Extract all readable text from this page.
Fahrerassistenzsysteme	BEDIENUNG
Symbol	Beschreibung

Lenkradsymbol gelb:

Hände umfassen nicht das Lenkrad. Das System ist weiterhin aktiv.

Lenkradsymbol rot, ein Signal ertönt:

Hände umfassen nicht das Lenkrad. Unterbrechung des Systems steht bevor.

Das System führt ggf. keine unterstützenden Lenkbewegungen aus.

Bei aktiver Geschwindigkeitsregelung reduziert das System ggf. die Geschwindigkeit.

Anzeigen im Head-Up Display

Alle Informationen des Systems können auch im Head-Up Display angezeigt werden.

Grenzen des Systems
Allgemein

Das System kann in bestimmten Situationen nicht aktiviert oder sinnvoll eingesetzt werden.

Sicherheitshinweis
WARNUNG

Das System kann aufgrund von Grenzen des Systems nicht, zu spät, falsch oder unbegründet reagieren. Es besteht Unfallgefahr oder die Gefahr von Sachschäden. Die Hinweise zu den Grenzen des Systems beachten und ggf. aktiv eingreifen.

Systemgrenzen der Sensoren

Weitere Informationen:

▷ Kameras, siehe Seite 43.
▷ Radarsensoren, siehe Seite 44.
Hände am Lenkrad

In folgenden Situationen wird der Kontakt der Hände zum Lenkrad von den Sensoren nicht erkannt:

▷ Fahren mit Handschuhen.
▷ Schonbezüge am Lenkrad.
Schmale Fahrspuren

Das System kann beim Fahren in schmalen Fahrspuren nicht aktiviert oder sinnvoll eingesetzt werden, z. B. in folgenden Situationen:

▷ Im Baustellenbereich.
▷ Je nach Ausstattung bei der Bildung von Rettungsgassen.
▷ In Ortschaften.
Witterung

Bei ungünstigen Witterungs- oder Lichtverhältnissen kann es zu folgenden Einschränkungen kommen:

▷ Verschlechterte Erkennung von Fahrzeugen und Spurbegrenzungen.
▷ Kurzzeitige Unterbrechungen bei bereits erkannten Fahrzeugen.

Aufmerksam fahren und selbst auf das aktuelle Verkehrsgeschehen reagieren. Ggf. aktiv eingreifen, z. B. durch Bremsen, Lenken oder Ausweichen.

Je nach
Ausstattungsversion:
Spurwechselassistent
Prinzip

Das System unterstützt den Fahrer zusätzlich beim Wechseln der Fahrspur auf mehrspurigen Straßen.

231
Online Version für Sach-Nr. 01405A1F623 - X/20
-=-=-
» **Your task**: All of the entries above must be quoted exactly.

» **Finished answer**:
Extract all readable text from this page.
Fahrerassistenzsysteme	BEDIENUNG
Symbol	Beschreibung

Lenkradsymbol gelb:

Hände umfassen nicht das Lenkrad. Das System ist weiterhin aktiv.

Lenkradsymbol rot, ein Signal ertönt:

Hände umfassen nicht das Lenkrad. Unterbrechung des Systems steht bevor.

Das System führt ggf. keine unterstützenden Lenkbewegungen aus.

Bei aktiver Geschwindigkeitsregelung reduziert das System ggf. die Geschwindigkeit.

Anzeigen im Head-Up Display

Alle Informationen des Systems können auch im Head-Up Display angezeigt werden.

Grenzen des Systems
Allgemein

Das System kann in bestimmten Situationen nicht aktiviert oder sinnvoll eingesetzt werden.

Sicherheitshinweis
WARNUNG

Das System kann aufgrund von Grenzen des Systems nicht, zu spät, falsch oder unbegründet reagieren. Es besteht Unfallgefahr oder die Gefahr von Sachschäden. Die Hinweise zu den Grenzen des Systems beachten und ggf. aktiv eingreifen.

Systemgrenzen der Sensoren

Weitere Informationen:

▷ Kameras, siehe Seite 43.
▷ Radarsensoren, siehe Seite 44.
Hände am Lenkrad

In folgenden Situationen wird der Kontakt der Hände zum Lenkrad von den Sensoren nicht erkannt:

▷ Fahren mit Handschuhen.
▷ Schonbezüge am Lenkrad.
Schmale Fahrspuren

Das System kann beim Fahren in schmalen Fahrspuren nicht aktiviert oder sinnvoll eingesetzt werden, z. B. in folgenden Situationen:

▷ Im Baustellenbereich.
▷ Je nach Ausstattung bei der Bildung von Rettungsgassen.
▷ In Ortschaften.
Witterung

Bei ungünstigen Witterungs- oder Lichtverhältnissen kann es zu folgenden Einschränkungen kommen:

▷ Verschlechterte Erkennung von Fahrzeugen und Spurbegrenzungen.
▷ Kurzzeitige Unterbrechungen bei bereits erkannten Fahrzeugen.

Aufmerksam fahren und selbst auf das aktuelle Verkehrsgeschehen reagieren. Ggf. aktiv eingreifen, z. B. durch Bremsen, Lenken oder Ausweichen.

Je nach
Ausstattungsversion:
Spurwechselassistent
Prinzip

Das System unterstützt den Fahrer zusätzlich beim Wechseln der Fahrspur auf mehrspurigen Straßen.

231
Online Version für Sach-Nr. 01405A1F623 - X/20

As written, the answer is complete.